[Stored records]
──────

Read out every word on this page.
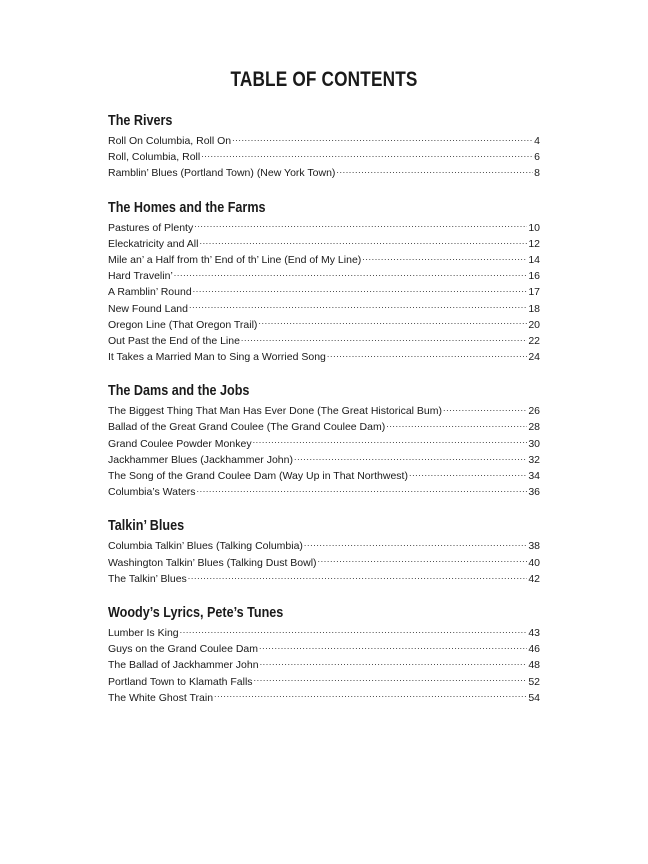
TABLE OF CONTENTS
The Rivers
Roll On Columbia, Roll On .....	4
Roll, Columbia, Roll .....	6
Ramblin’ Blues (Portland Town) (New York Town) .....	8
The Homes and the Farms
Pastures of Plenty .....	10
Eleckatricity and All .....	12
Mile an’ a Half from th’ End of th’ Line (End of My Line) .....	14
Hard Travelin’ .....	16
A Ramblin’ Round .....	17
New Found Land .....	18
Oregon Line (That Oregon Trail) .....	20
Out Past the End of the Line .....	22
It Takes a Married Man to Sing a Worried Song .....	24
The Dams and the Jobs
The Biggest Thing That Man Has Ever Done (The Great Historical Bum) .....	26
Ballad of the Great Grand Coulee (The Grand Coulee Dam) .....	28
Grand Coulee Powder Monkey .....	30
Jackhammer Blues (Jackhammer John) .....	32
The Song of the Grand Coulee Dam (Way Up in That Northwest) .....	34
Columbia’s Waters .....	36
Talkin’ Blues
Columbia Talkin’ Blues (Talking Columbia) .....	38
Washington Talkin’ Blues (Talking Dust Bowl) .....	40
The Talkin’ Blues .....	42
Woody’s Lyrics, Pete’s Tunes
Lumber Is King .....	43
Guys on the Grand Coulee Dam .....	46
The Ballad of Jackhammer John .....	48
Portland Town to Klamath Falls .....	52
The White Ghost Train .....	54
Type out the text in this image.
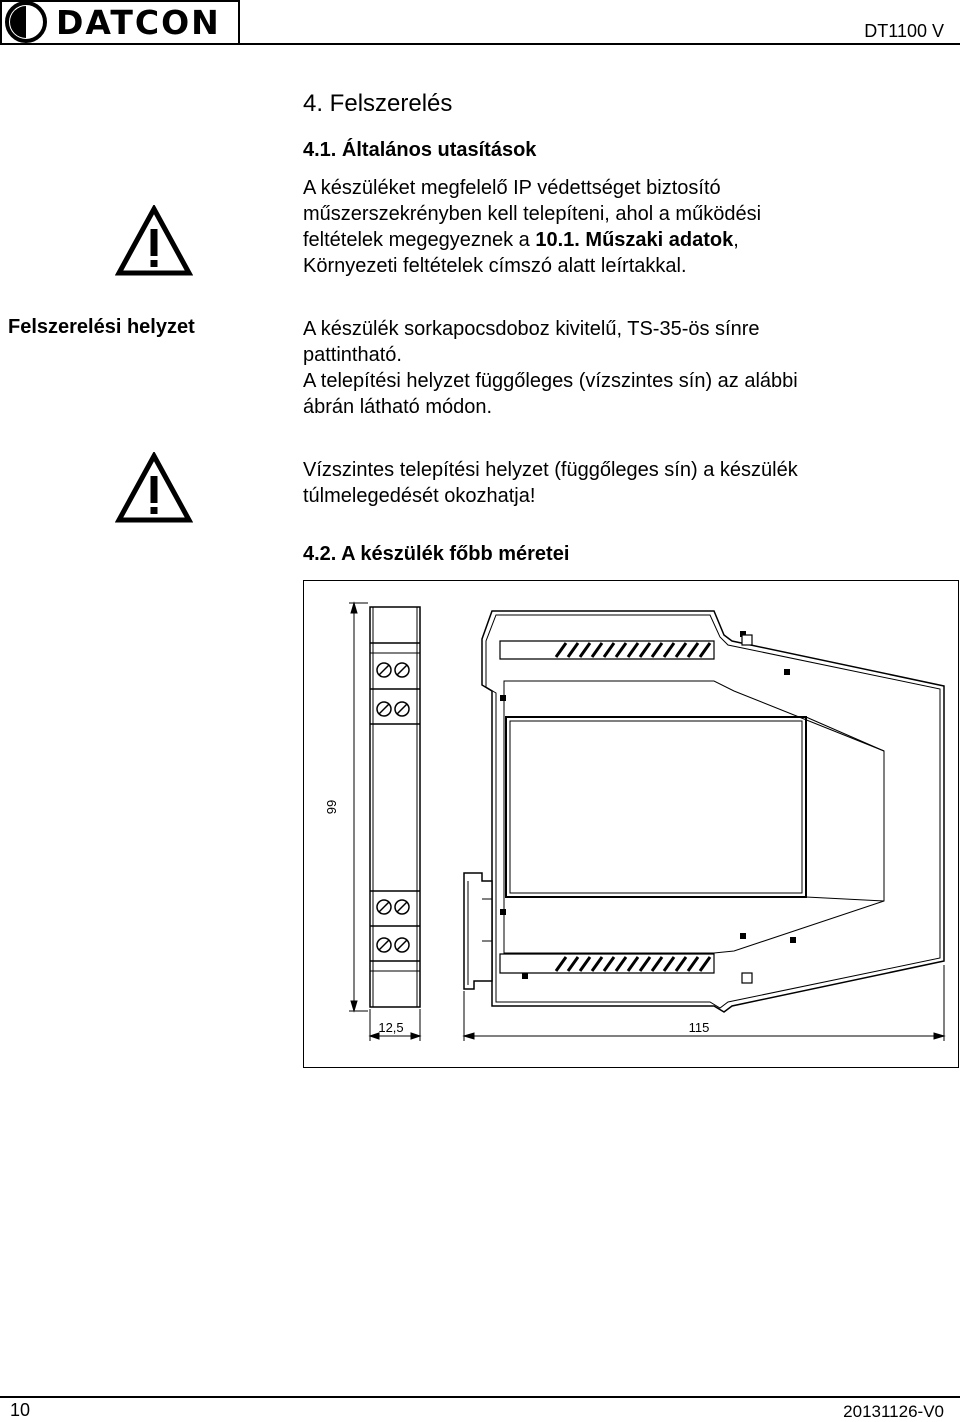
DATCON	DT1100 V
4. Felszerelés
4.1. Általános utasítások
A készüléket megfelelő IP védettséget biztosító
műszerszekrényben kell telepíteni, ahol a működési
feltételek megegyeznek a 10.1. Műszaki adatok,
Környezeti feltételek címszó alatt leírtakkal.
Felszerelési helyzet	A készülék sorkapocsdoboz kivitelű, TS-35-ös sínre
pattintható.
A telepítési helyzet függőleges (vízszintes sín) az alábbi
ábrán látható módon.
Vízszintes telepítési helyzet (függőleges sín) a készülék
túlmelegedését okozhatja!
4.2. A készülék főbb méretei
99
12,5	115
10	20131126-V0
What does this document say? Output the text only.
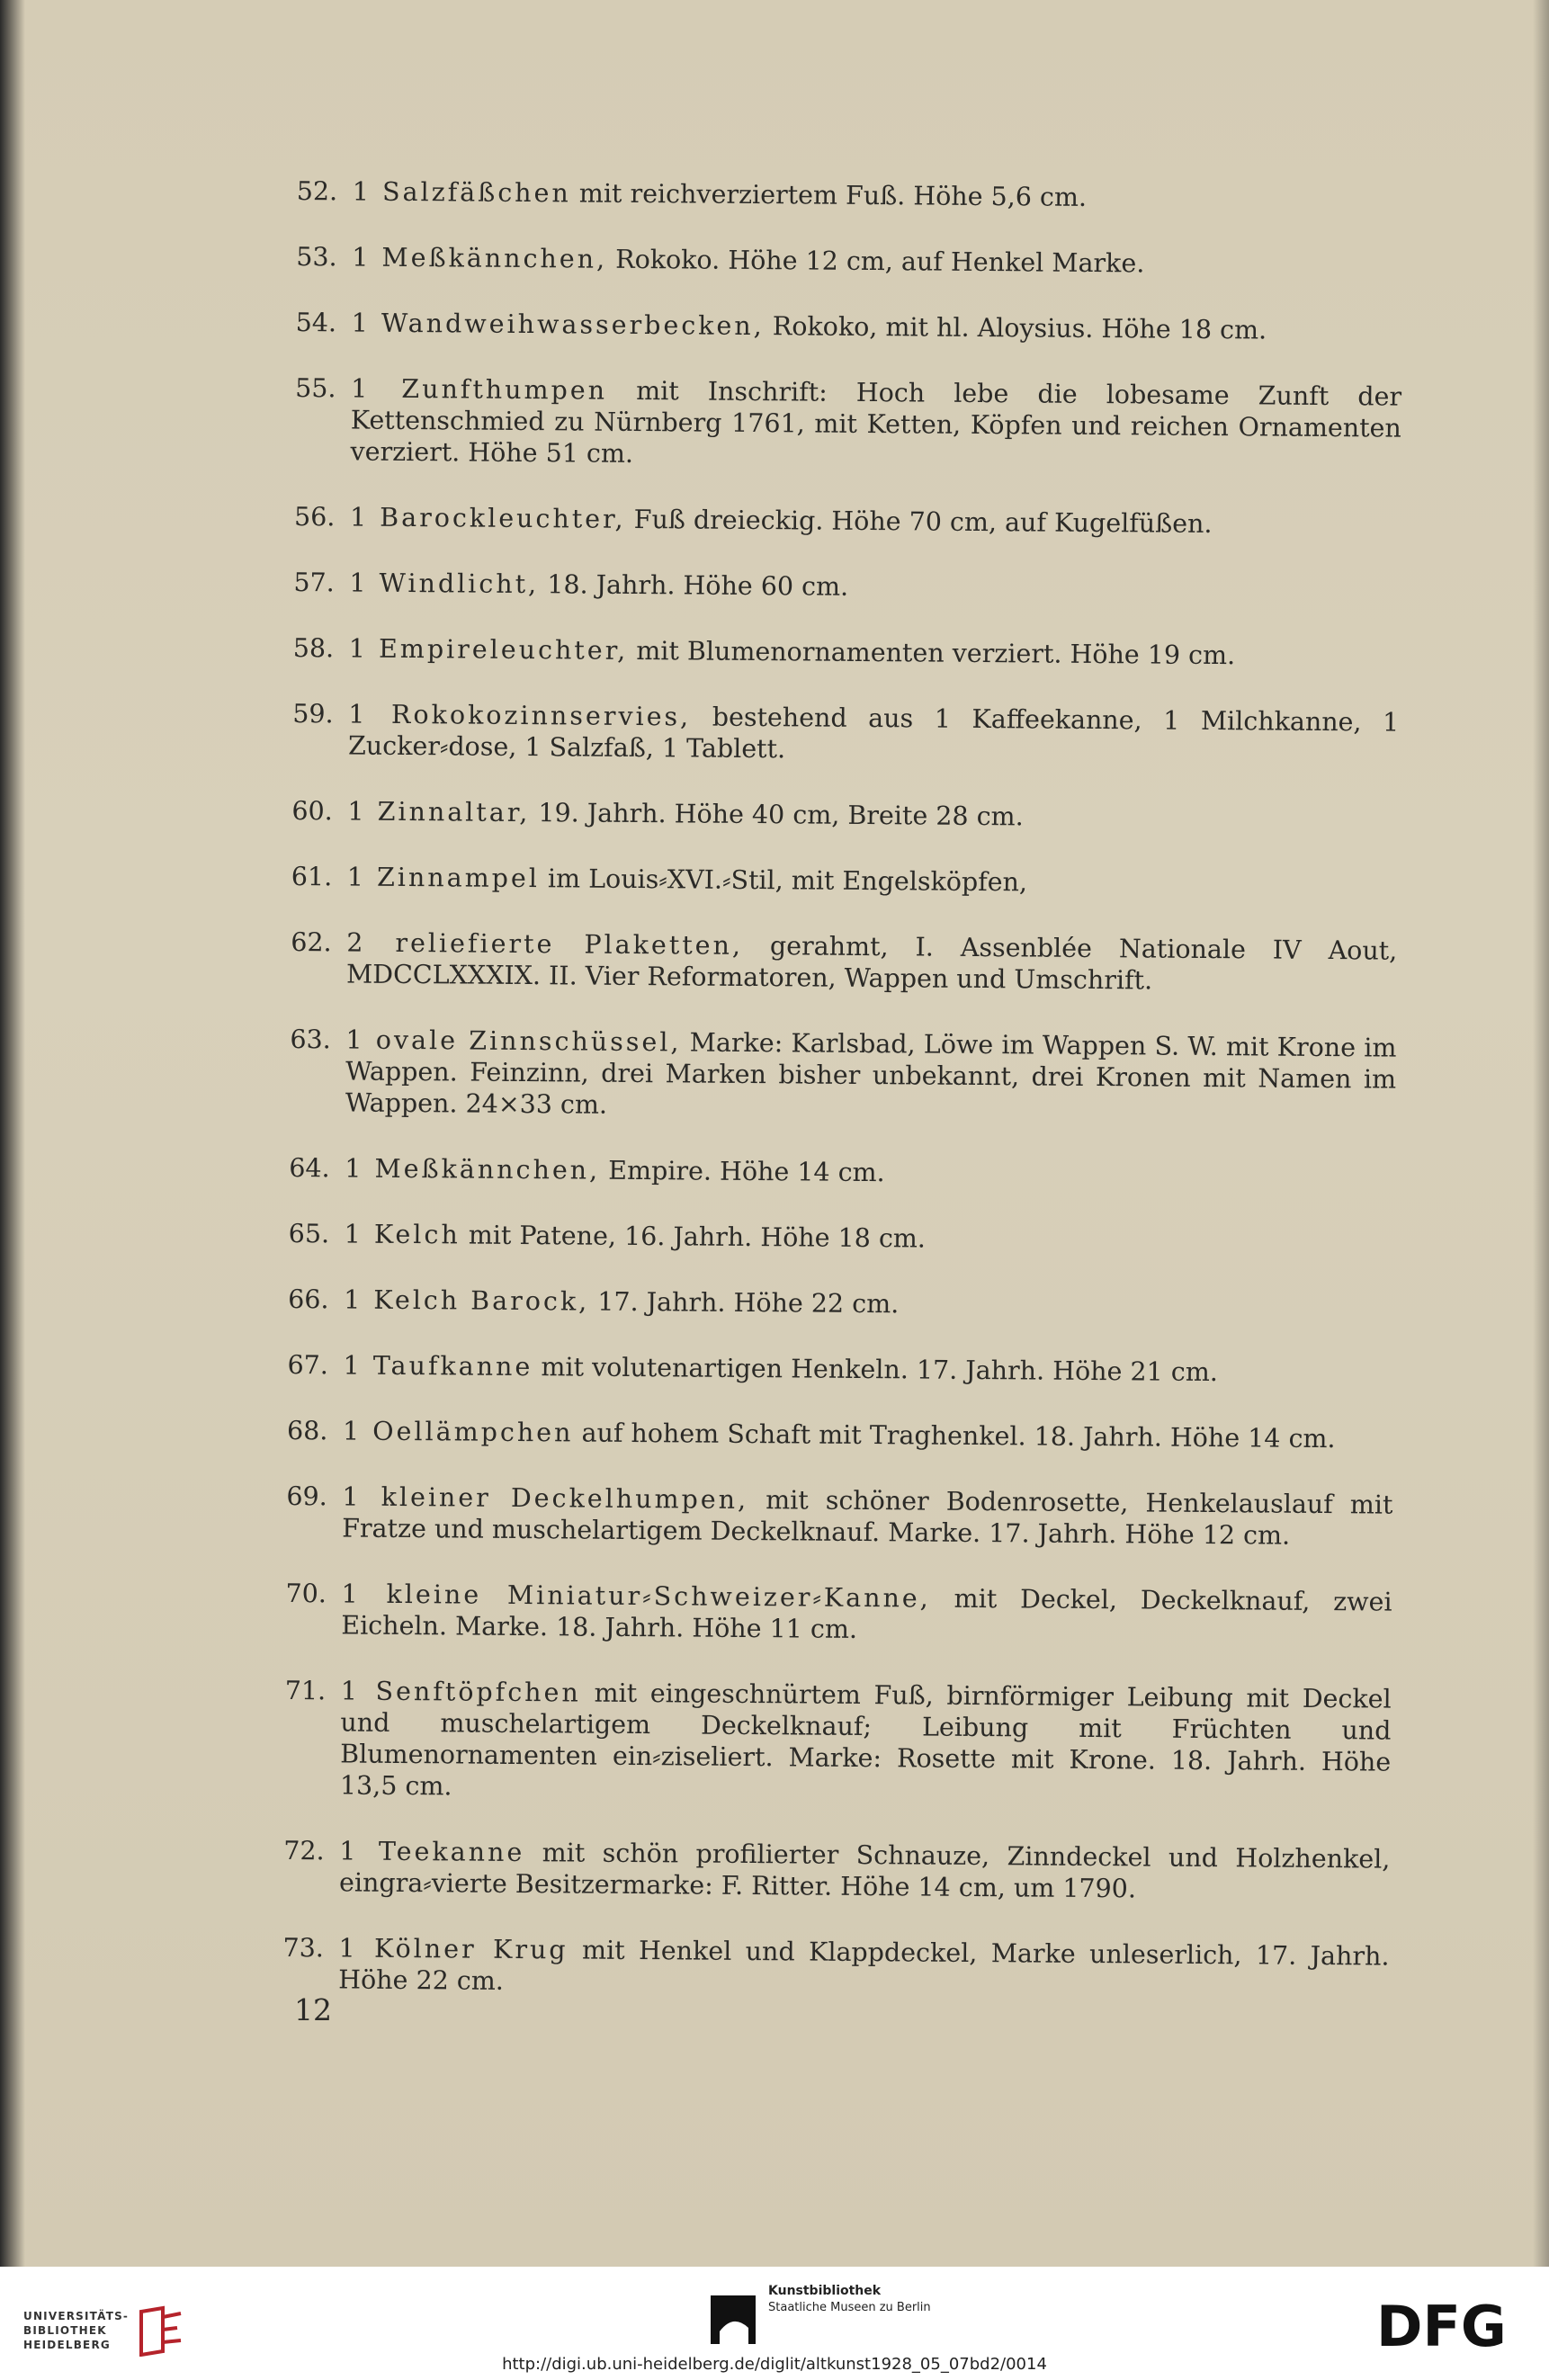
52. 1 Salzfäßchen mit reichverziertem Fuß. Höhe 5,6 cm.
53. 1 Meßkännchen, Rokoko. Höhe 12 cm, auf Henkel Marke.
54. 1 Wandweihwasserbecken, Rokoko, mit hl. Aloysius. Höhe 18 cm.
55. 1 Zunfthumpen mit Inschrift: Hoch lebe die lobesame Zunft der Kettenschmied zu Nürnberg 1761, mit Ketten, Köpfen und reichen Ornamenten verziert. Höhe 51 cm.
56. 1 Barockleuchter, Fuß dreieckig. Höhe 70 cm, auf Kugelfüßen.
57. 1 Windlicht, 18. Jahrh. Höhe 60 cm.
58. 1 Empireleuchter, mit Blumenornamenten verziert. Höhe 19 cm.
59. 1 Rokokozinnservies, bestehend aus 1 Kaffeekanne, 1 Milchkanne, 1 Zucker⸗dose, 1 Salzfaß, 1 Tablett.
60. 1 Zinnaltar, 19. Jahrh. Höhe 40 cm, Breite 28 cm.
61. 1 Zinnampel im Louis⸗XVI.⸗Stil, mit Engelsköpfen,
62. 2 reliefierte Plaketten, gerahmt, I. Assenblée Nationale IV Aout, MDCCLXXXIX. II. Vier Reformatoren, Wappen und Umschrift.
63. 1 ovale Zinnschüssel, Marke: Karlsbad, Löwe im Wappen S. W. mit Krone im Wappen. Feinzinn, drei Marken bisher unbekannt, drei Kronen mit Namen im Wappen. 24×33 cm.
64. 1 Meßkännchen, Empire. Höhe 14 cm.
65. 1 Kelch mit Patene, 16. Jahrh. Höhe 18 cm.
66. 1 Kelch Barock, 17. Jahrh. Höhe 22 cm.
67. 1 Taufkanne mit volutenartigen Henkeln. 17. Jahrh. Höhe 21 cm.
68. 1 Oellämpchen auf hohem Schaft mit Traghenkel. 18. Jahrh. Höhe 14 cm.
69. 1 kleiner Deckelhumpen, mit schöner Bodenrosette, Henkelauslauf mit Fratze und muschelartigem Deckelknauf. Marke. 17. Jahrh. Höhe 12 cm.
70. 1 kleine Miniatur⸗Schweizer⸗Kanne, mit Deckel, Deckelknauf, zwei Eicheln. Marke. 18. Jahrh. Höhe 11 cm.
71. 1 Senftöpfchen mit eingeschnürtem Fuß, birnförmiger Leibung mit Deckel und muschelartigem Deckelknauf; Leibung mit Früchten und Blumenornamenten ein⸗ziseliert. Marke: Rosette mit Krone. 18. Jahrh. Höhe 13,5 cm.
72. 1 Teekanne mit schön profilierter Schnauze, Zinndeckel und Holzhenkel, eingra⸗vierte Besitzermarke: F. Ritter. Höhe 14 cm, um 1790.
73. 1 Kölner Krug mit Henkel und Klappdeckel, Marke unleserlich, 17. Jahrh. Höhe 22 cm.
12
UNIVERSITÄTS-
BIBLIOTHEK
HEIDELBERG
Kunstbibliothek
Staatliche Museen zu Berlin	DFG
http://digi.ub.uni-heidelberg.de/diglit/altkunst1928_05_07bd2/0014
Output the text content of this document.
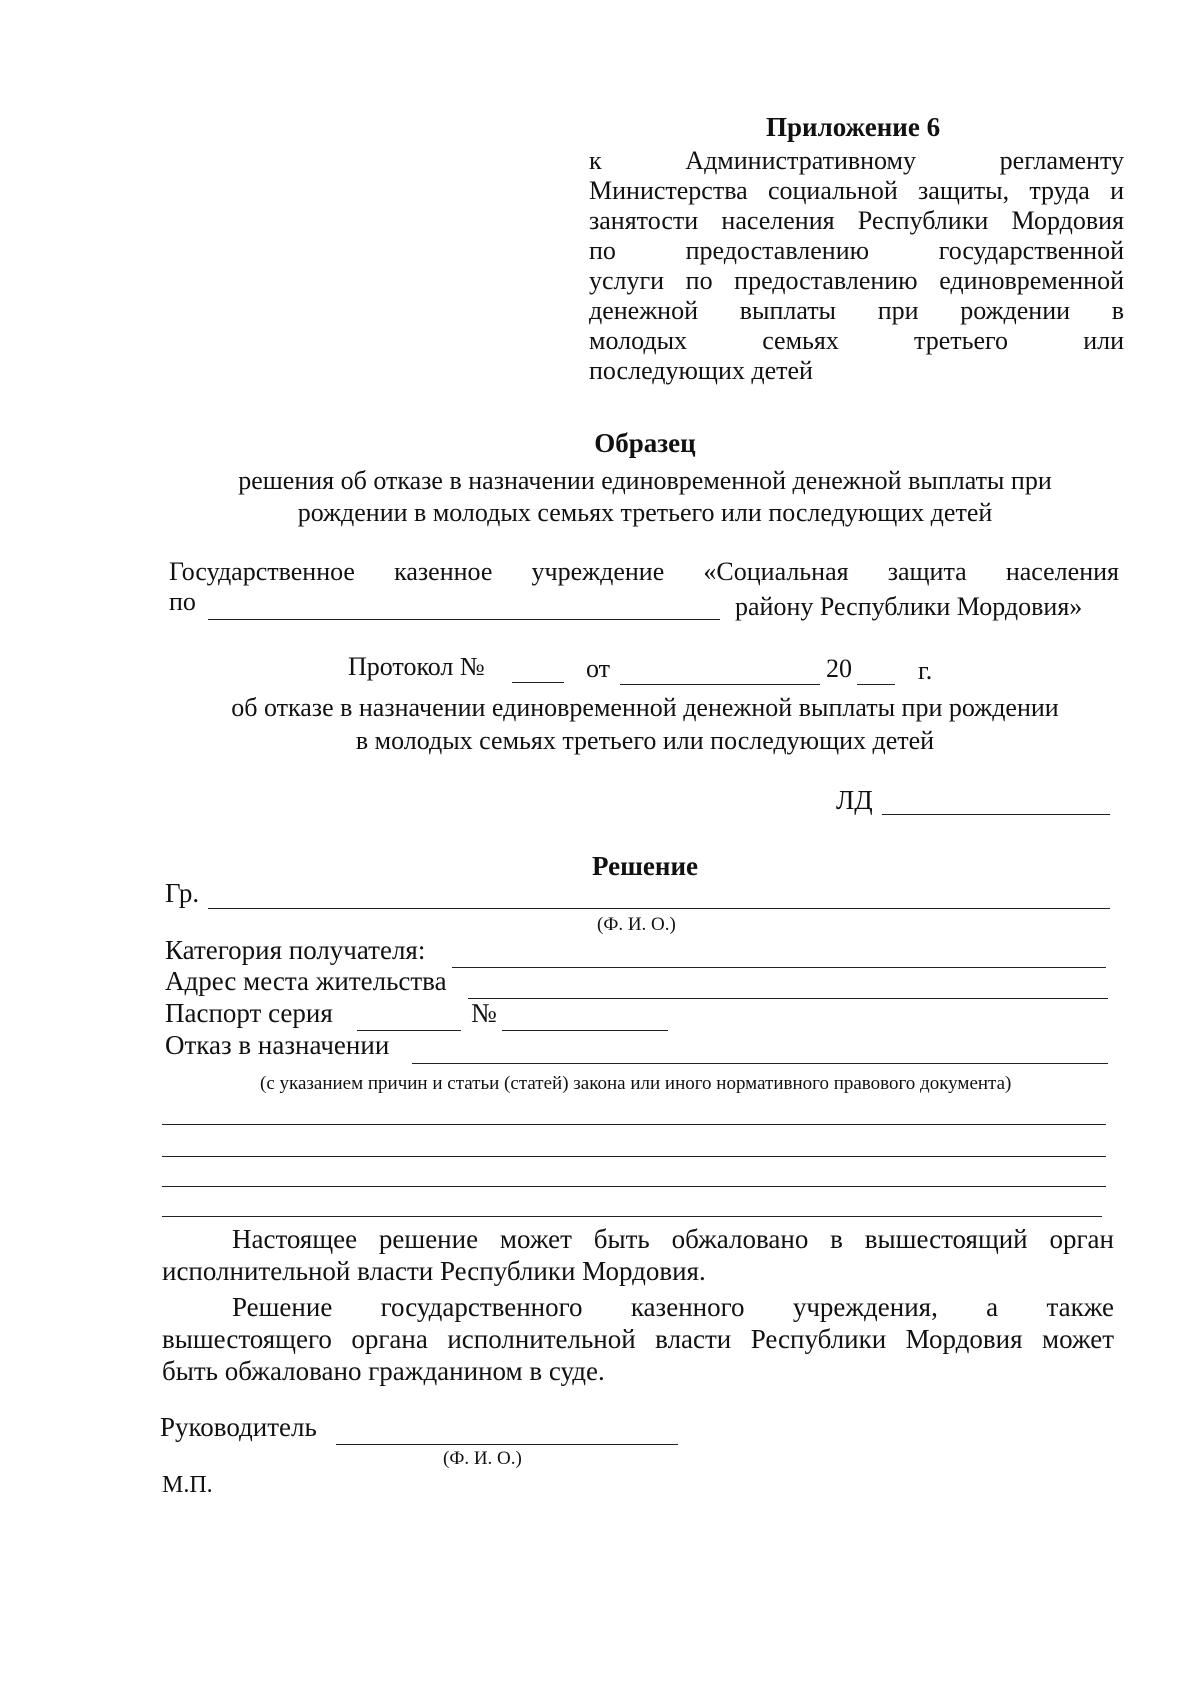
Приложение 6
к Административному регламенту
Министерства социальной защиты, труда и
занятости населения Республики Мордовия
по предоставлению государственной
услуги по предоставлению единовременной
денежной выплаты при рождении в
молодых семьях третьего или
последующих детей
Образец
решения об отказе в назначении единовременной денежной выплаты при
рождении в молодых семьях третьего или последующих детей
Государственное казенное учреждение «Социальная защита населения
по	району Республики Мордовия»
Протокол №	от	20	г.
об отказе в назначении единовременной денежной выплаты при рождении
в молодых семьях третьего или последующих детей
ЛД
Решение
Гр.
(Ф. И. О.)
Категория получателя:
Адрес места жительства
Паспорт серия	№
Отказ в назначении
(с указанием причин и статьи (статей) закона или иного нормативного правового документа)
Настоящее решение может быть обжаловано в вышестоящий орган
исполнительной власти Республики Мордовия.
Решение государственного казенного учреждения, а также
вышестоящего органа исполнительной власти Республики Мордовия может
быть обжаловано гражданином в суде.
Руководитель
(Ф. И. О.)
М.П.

──────

● **Task statement**: Only the lines from the one that holds "Output the text content of this document." through the end of the records above should be printed again, exactly as they are. Leave out the pictures.

● **Correct answer**:
Output the text content of this document.
Приложение 6
к Административному регламенту
Министерства социальной защиты, труда и
занятости населения Республики Мордовия
по предоставлению государственной
услуги по предоставлению единовременной
денежной выплаты при рождении в
молодых семьях третьего или
последующих детей
Образец
решения об отказе в назначении единовременной денежной выплаты при
рождении в молодых семьях третьего или последующих детей
Государственное казенное учреждение «Социальная защита населения
по	району Республики Мордовия»
Протокол №	от	20	г.
об отказе в назначении единовременной денежной выплаты при рождении
в молодых семьях третьего или последующих детей
ЛД
Решение
Гр.
(Ф. И. О.)
Категория получателя:
Адрес места жительства
Паспорт серия	№
Отказ в назначении
(с указанием причин и статьи (статей) закона или иного нормативного правового документа)
Настоящее решение может быть обжаловано в вышестоящий орган
исполнительной власти Республики Мордовия.
Решение государственного казенного учреждения, а также
вышестоящего органа исполнительной власти Республики Мордовия может
быть обжаловано гражданином в суде.
Руководитель
(Ф. И. О.)
М.П.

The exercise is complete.